# Start of Working data

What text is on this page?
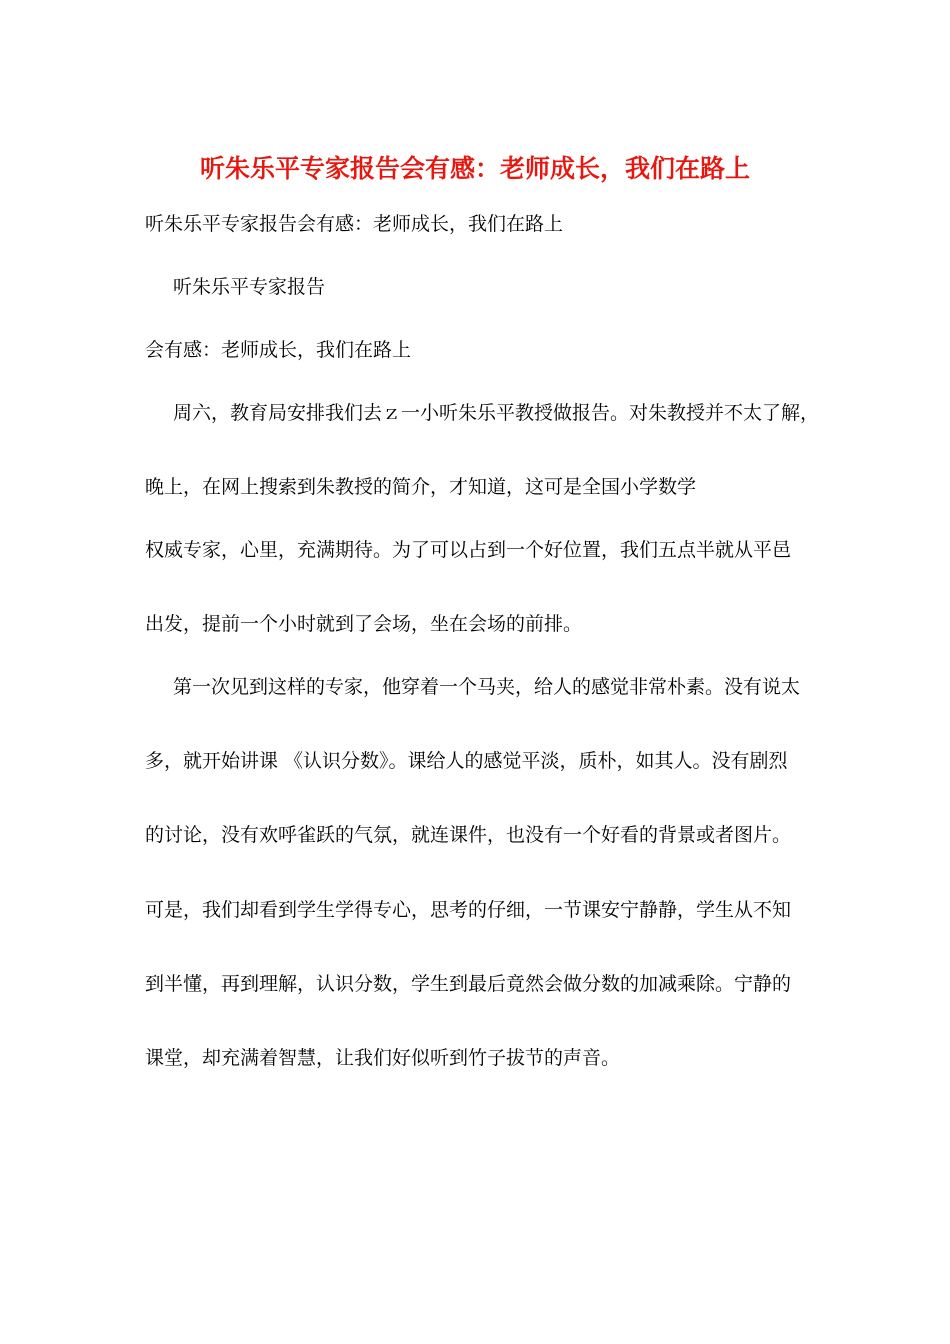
听朱乐平专家报告会有感：老师成长，我们在路上
听朱乐平专家报告会有感：老师成长，我们在路上
听朱乐平专家报告
会有感：老师成长，我们在路上
周六，教育局安排我们去ｚ一小听朱乐平教授做报告。对朱教授并不太了解，
晚上，在网上搜索到朱教授的简介，才知道，这可是全国小学数学
权威专家，心里，充满期待。为了可以占到一个好位置，我们五点半就从平邑
出发，提前一个小时就到了会场，坐在会场的前排。
第一次见到这样的专家，他穿着一个马夹，给人的感觉非常朴素。没有说太
多，就开始讲课 《认识分数》。课给人的感觉平淡，质朴，如其人。没有剧烈
的讨论，没有欢呼雀跃的气氛，就连课件，也没有一个好看的背景或者图片。
可是，我们却看到学生学得专心，思考的仔细，一节课安宁静静，学生从不知
到半懂，再到理解，认识分数，学生到最后竟然会做分数的加减乘除。宁静的
课堂，却充满着智慧，让我们好似听到竹子拔节的声音。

# End of Working data

In the entries above, identify every line with the word "认识分数". Copy those lines.

多，就开始讲课 《认识分数》。课给人的感觉平淡，质朴，如其人。没有剧烈
到半懂，再到理解，认识分数，学生到最后竟然会做分数的加减乘除。宁静的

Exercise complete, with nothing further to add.